── Material to process

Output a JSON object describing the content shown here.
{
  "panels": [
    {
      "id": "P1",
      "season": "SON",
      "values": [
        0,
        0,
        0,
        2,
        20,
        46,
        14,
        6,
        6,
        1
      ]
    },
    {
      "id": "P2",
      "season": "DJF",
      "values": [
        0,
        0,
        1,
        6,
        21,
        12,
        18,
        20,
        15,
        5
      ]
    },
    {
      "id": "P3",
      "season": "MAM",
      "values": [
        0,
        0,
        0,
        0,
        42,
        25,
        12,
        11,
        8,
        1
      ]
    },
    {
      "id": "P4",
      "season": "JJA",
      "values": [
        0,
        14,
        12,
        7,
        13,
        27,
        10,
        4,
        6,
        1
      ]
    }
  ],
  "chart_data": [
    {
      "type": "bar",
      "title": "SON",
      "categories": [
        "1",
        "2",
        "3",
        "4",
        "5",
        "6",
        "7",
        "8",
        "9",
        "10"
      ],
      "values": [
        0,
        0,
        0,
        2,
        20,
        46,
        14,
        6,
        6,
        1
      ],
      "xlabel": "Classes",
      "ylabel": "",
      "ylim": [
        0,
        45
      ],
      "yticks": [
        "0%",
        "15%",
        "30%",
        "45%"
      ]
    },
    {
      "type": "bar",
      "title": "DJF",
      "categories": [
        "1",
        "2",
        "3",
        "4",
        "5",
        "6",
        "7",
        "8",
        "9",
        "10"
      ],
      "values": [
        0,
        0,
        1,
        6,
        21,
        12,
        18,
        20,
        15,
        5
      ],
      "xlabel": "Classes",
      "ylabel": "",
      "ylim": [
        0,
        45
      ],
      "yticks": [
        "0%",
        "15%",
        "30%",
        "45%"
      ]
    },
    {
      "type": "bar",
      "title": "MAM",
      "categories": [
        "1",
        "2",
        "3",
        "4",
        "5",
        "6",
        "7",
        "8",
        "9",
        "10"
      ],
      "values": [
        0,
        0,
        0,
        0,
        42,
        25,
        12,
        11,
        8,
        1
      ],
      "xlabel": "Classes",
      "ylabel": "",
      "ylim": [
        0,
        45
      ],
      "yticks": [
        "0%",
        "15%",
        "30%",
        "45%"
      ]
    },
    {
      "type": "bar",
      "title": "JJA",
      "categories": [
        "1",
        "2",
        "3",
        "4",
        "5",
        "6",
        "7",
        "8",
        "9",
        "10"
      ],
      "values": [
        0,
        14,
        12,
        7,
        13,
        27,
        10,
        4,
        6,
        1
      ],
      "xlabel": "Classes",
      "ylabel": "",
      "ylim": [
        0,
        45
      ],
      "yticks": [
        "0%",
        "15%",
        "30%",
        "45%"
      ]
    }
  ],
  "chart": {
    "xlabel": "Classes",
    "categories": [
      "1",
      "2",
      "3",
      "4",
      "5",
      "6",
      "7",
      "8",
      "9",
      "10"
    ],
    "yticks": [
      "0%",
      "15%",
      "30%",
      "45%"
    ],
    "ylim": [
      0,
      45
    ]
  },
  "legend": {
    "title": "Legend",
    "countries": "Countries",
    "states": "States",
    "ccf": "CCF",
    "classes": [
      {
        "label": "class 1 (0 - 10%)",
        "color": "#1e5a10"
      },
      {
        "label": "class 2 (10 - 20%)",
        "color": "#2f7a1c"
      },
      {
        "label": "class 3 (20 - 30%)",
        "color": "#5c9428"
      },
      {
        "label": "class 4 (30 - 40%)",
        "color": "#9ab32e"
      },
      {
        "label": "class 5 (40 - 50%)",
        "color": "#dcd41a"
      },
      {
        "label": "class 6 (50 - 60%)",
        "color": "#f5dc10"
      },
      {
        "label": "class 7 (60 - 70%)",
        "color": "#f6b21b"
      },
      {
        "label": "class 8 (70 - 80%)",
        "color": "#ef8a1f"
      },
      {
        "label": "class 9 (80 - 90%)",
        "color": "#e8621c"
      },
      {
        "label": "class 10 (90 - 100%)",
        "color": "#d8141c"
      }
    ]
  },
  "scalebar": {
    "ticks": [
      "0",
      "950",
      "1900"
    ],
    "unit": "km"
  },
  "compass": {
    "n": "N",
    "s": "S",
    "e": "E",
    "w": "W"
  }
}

────
── Material to process

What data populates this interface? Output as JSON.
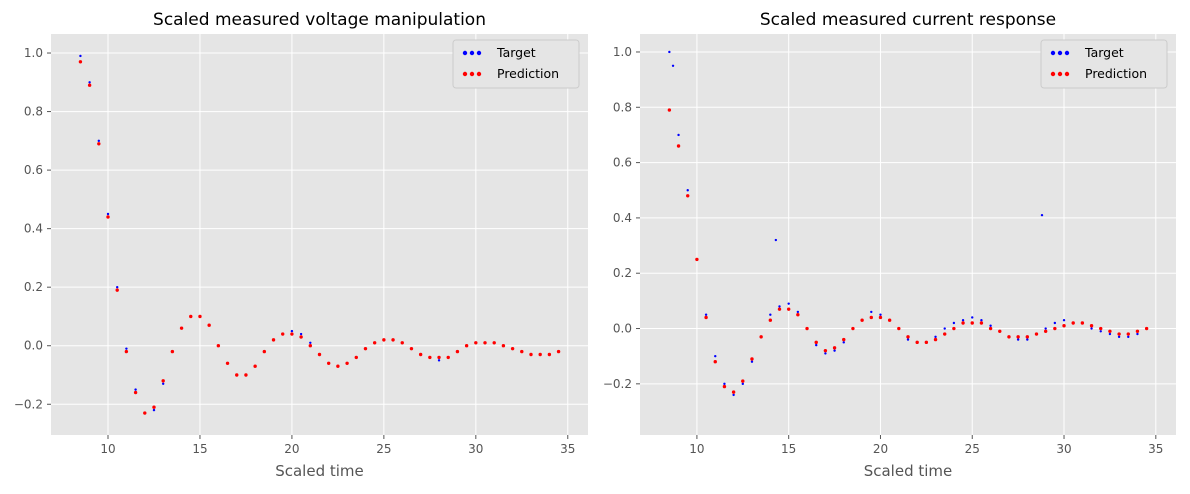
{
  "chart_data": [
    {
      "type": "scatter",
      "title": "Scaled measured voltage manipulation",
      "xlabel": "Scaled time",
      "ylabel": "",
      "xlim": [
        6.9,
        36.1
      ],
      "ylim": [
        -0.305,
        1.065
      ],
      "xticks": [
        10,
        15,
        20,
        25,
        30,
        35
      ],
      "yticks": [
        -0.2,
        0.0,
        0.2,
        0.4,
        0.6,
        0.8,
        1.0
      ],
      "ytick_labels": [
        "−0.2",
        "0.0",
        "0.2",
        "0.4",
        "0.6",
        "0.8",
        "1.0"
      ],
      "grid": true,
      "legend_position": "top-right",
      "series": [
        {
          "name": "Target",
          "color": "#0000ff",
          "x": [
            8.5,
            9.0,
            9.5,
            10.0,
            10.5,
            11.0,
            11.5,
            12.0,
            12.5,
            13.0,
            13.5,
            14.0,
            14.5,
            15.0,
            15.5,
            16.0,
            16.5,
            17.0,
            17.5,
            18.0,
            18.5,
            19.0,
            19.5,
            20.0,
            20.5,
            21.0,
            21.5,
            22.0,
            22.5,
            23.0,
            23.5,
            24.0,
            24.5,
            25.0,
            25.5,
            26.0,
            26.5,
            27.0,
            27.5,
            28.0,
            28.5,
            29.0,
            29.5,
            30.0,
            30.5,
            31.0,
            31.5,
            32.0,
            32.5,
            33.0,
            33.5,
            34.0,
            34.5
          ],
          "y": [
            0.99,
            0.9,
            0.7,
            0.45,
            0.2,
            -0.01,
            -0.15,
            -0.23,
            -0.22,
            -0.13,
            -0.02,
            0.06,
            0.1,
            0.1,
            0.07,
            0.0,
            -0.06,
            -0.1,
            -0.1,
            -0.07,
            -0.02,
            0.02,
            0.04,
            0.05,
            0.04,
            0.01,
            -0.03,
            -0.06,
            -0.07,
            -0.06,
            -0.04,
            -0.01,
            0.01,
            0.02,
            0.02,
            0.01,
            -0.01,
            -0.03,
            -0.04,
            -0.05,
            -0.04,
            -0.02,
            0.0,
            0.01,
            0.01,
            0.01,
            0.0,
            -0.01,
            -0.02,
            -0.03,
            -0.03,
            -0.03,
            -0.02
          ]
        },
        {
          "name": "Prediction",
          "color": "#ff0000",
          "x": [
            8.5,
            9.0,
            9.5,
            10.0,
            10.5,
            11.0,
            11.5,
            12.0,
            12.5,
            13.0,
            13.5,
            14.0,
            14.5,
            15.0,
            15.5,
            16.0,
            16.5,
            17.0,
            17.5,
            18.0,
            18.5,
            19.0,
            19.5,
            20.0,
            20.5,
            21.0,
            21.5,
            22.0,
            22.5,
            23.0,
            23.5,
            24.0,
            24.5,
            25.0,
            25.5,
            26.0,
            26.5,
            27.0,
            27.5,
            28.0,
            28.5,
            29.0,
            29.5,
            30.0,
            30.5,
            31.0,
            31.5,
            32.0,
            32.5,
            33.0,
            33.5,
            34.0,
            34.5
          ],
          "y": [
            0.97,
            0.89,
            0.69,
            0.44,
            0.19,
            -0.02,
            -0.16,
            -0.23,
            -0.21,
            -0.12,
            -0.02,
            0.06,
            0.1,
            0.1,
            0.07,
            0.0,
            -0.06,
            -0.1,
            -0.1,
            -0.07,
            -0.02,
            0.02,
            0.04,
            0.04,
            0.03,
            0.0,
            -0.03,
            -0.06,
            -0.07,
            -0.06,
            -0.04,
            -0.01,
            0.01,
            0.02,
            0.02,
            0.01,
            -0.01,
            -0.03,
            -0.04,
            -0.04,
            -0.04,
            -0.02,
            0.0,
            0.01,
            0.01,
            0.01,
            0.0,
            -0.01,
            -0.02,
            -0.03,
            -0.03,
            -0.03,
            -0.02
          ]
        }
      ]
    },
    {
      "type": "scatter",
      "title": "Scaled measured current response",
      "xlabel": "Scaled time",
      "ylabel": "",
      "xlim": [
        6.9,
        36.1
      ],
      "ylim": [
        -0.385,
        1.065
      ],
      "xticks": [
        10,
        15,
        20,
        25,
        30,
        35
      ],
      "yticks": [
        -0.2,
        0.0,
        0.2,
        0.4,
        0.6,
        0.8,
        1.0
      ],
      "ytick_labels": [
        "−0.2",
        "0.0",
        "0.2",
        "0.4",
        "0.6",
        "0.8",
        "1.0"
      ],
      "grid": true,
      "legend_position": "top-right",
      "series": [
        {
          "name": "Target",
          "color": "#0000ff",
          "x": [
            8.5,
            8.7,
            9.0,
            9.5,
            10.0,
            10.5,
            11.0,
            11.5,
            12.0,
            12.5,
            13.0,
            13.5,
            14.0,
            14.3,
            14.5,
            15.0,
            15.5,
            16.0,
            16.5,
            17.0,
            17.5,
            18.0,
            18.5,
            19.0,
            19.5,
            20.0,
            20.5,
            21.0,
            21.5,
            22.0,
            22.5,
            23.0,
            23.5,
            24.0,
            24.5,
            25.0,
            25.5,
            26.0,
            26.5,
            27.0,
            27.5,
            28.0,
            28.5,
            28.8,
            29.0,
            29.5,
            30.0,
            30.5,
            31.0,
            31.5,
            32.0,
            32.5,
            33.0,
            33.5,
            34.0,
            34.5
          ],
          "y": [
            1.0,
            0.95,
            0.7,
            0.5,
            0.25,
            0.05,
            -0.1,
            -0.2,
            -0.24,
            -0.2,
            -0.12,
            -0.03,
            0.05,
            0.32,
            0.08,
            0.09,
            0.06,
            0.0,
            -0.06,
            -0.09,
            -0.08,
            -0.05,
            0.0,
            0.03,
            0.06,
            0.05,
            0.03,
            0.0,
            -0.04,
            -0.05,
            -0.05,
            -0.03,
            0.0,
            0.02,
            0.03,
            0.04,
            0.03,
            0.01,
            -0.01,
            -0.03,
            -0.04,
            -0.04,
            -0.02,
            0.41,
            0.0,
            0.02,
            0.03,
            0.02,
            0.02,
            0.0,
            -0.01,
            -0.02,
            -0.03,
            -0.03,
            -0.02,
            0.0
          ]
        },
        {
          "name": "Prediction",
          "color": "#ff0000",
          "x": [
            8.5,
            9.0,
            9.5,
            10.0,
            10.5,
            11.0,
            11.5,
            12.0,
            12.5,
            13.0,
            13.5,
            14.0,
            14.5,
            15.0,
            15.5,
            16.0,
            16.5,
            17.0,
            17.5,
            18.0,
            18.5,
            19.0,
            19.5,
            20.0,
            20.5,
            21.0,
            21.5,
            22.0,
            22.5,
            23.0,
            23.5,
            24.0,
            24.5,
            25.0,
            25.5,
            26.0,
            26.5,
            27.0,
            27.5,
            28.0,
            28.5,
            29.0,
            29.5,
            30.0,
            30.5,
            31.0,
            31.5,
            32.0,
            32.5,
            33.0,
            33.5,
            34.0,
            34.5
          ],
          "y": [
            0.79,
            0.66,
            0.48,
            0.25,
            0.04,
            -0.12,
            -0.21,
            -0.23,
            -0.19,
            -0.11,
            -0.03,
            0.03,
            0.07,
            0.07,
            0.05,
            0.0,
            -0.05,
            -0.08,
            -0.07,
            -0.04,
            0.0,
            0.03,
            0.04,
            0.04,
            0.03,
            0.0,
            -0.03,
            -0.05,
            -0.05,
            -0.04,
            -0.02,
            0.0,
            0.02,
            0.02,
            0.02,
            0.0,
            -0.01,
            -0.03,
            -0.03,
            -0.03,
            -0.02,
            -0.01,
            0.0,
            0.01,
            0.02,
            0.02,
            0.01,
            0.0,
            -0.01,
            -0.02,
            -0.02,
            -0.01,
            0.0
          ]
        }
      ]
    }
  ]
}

────

# Given request
Using the listing above, locate the lines that hold "Output" and copy each one.

# In response
Output a JSON object describing the content shown here.
What data populates this interface? Output as JSON.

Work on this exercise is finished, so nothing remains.